> **Given request**
Retype the records below exactly as they appear, but leave out any pictures.

•••

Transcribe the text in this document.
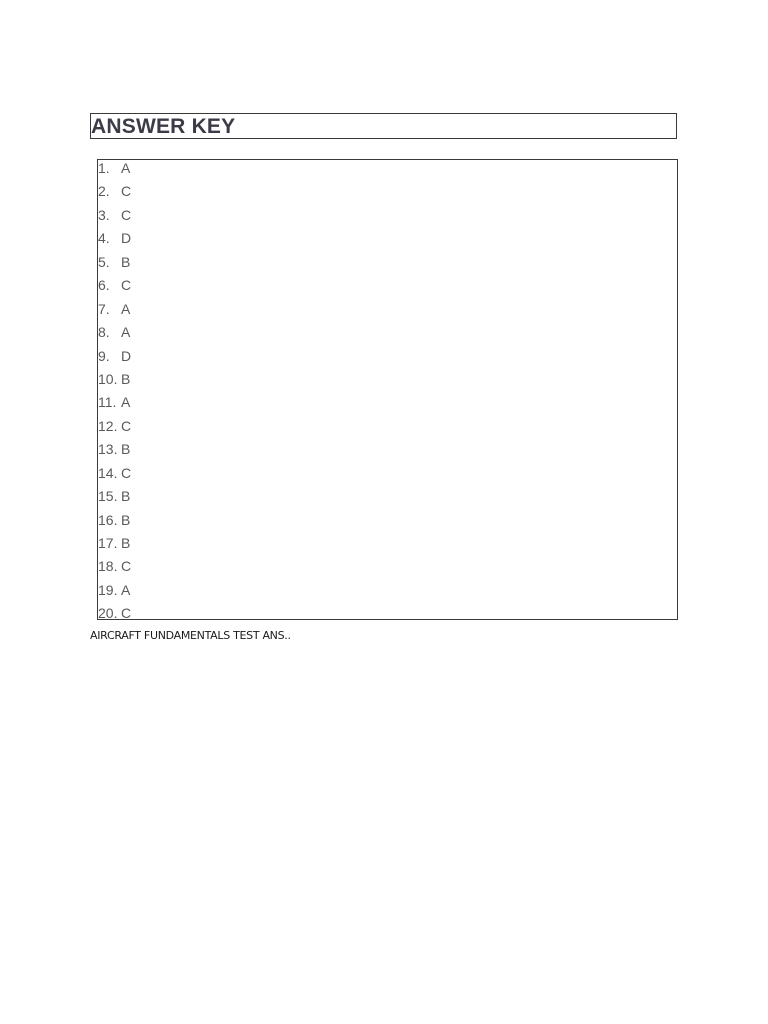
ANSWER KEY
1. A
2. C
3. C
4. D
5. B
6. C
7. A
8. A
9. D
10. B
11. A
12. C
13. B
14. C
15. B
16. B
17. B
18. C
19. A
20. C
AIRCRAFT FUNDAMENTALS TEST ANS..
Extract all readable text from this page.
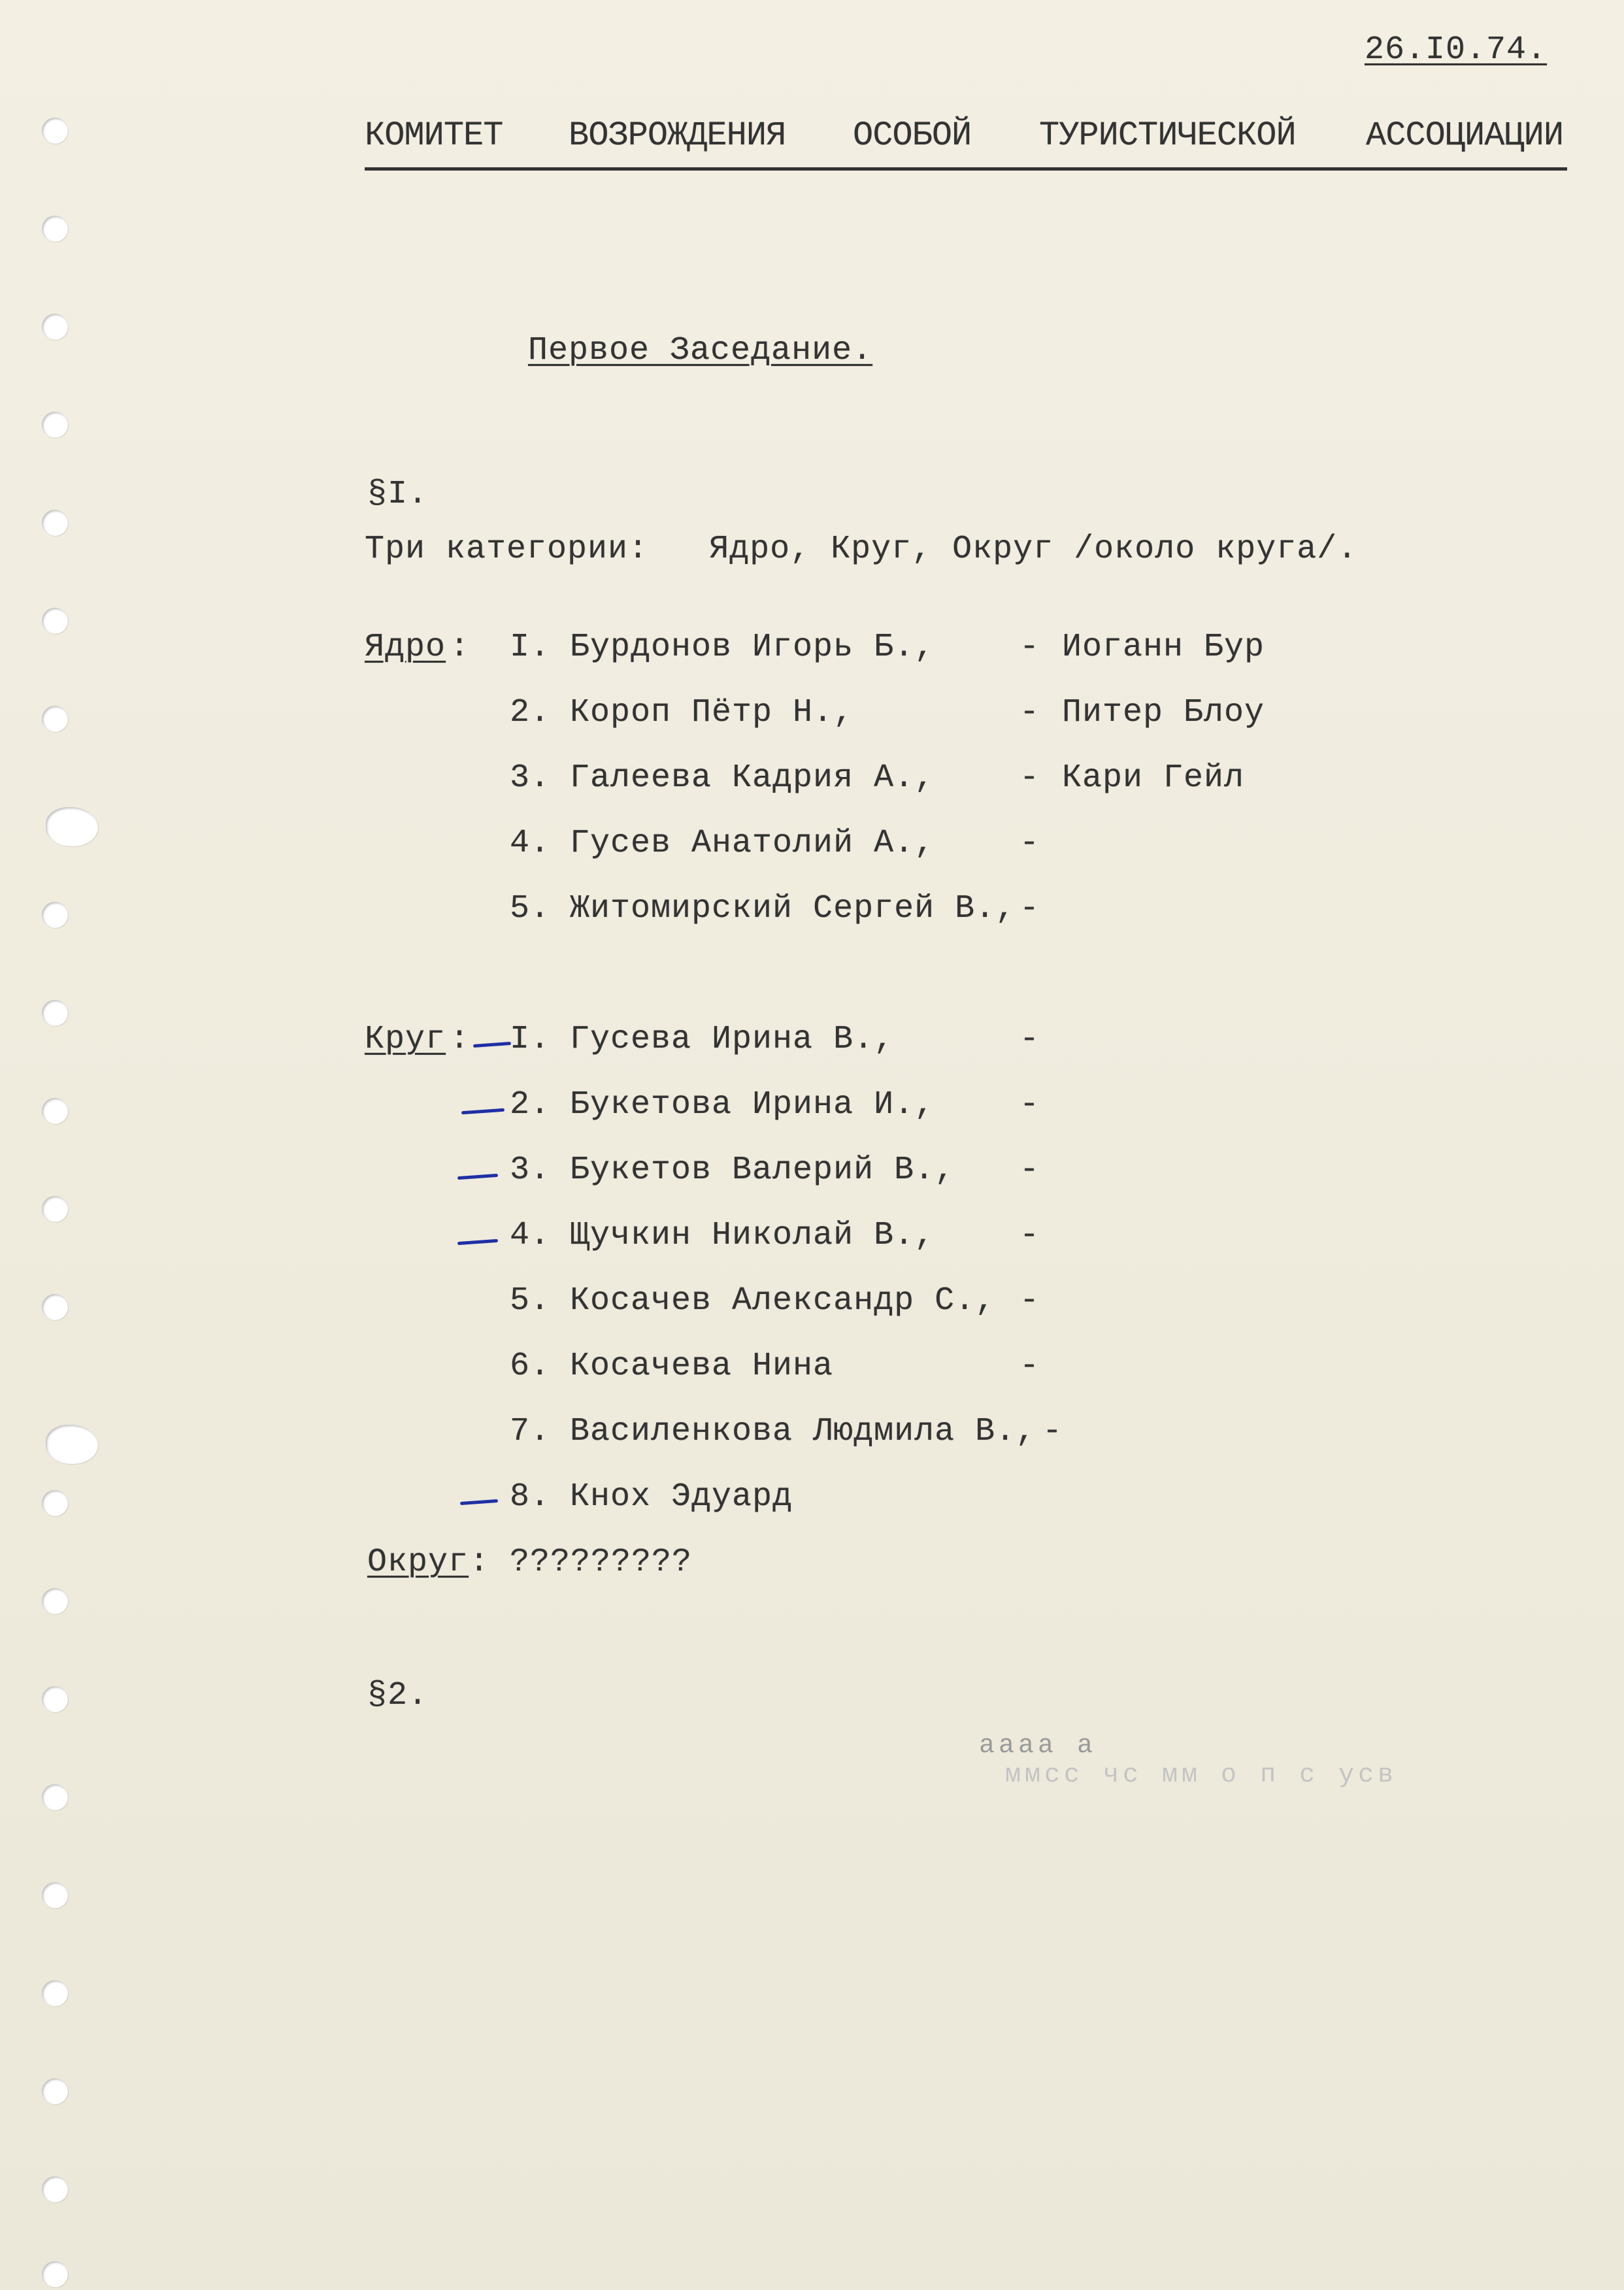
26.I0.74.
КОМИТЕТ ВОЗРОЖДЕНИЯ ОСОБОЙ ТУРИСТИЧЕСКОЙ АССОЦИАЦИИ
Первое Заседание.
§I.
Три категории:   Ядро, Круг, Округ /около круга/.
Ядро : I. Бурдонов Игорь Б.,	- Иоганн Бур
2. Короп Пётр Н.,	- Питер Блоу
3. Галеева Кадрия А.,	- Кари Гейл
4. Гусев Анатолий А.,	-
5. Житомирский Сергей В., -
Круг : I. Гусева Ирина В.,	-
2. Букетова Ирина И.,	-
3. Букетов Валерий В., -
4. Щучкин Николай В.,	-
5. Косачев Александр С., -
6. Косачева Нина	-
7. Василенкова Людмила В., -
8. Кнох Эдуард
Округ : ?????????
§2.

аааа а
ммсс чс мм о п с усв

•••

> **Exercise response**
Transcribe the text in this document.
ANSWER KEY
1. A
2. C
3. C
4. D
5. B
6. C
7. A
8. A
9. D
10. B
11. A
12. C
13. B
14. C
15. B
16. B
17. B
18. C
19. A
20. C
AIRCRAFT FUNDAMENTALS TEST ANS..
Extract all readable text from this page.
26.I0.74.
КОМИТЕТ ВОЗРОЖДЕНИЯ ОСОБОЙ ТУРИСТИЧЕСКОЙ АССОЦИАЦИИ
Первое Заседание.
§I.
Три категории:   Ядро, Круг, Округ /около круга/.
Ядро : I. Бурдонов Игорь Б.,	- Иоганн Бур
2. Короп Пётр Н.,	- Питер Блоу
3. Галеева Кадрия А.,	- Кари Гейл
4. Гусев Анатолий А.,	-
5. Житомирский Сергей В., -
Круг : I. Гусева Ирина В.,	-
2. Букетова Ирина И.,	-
3. Букетов Валерий В., -
4. Щучкин Николай В.,	-
5. Косачев Александр С., -
6. Косачева Нина	-
7. Василенкова Людмила В., -
8. Кнох Эдуард
Округ : ?????????
§2.

аааа а
ммсс чс мм о п с усв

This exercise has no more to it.